What is required
Scan the records for the string "between"; copy each line where it occurs.

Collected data

Begin

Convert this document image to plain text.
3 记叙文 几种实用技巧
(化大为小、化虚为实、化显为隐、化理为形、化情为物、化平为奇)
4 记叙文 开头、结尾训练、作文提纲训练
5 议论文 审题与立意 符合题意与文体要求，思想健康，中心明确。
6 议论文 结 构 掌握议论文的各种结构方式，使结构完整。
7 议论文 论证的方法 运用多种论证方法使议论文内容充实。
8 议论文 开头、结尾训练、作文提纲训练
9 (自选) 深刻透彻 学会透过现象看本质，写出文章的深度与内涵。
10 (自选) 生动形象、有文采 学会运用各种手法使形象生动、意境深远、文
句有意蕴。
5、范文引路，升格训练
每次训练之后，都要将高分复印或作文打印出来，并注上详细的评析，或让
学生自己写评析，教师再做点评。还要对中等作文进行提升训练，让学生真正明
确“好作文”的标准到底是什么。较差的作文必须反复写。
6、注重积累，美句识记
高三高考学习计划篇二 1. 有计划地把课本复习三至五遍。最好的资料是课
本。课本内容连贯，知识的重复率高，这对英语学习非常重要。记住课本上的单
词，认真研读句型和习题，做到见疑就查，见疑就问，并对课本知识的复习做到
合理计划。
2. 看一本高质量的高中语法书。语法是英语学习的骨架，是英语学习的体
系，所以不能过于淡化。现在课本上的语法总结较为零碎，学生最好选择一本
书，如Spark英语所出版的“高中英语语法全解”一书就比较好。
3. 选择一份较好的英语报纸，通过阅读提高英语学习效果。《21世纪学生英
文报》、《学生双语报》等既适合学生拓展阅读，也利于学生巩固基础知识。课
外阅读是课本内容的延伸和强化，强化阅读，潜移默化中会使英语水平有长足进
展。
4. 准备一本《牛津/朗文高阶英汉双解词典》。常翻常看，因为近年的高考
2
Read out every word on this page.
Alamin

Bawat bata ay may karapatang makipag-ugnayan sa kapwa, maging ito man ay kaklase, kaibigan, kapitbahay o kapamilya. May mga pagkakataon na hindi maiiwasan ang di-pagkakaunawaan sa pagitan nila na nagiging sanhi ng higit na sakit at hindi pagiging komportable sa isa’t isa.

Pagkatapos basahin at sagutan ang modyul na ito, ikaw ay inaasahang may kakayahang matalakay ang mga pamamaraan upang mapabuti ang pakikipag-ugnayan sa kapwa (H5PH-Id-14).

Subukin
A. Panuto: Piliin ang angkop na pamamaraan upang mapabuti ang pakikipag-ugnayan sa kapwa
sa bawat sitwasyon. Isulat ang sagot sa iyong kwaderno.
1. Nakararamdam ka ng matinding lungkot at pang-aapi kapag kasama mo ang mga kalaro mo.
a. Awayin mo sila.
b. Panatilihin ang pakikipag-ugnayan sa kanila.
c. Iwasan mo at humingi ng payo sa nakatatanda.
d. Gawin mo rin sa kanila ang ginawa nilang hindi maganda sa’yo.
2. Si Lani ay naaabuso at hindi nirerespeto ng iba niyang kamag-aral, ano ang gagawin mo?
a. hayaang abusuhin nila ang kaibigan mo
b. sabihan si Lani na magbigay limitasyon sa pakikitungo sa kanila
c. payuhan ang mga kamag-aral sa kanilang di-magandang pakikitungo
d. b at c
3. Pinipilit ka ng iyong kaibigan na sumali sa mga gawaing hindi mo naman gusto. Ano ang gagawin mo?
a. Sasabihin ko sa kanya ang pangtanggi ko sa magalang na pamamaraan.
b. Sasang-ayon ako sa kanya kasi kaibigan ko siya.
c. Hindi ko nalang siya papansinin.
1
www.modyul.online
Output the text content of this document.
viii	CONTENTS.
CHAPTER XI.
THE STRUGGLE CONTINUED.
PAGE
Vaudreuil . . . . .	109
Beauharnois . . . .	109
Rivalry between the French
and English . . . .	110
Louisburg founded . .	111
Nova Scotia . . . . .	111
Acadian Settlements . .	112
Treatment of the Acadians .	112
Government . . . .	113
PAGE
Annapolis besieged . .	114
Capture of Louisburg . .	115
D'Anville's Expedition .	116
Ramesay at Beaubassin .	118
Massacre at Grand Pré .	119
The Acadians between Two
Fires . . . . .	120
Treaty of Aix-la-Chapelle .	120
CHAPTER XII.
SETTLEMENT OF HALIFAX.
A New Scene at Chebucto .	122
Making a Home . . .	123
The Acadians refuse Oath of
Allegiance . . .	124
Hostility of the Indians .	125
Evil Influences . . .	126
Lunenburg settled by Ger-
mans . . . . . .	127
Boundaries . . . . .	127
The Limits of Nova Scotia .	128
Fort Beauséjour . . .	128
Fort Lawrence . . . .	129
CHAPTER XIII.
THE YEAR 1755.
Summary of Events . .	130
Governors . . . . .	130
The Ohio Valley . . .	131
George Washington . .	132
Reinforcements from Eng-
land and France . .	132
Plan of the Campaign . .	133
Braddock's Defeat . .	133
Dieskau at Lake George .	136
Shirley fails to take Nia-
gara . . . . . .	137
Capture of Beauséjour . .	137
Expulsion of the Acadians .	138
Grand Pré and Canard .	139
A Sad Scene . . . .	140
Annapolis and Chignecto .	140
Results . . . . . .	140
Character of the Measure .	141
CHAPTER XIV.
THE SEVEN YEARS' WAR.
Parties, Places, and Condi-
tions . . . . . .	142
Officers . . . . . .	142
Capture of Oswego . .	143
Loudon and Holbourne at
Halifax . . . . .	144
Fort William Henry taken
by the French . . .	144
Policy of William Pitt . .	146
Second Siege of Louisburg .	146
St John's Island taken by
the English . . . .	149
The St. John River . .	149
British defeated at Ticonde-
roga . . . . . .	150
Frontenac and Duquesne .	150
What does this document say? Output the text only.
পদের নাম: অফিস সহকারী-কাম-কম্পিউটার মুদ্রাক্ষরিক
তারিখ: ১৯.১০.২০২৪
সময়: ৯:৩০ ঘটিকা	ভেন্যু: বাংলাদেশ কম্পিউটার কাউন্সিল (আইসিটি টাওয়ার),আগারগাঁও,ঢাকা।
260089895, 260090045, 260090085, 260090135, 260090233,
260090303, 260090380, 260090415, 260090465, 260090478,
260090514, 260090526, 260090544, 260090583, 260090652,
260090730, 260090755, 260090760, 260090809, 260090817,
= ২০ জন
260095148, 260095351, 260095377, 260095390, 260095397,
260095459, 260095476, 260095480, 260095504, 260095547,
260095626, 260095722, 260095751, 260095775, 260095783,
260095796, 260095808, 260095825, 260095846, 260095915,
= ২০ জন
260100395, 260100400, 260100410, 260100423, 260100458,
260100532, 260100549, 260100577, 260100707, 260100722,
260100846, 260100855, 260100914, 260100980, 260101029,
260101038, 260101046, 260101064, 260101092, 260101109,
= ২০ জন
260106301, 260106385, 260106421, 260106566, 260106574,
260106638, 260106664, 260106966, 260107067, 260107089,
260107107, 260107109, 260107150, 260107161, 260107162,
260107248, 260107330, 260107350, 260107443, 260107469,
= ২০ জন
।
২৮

End

Correct output
Rivalry between the French
The Acadians between Two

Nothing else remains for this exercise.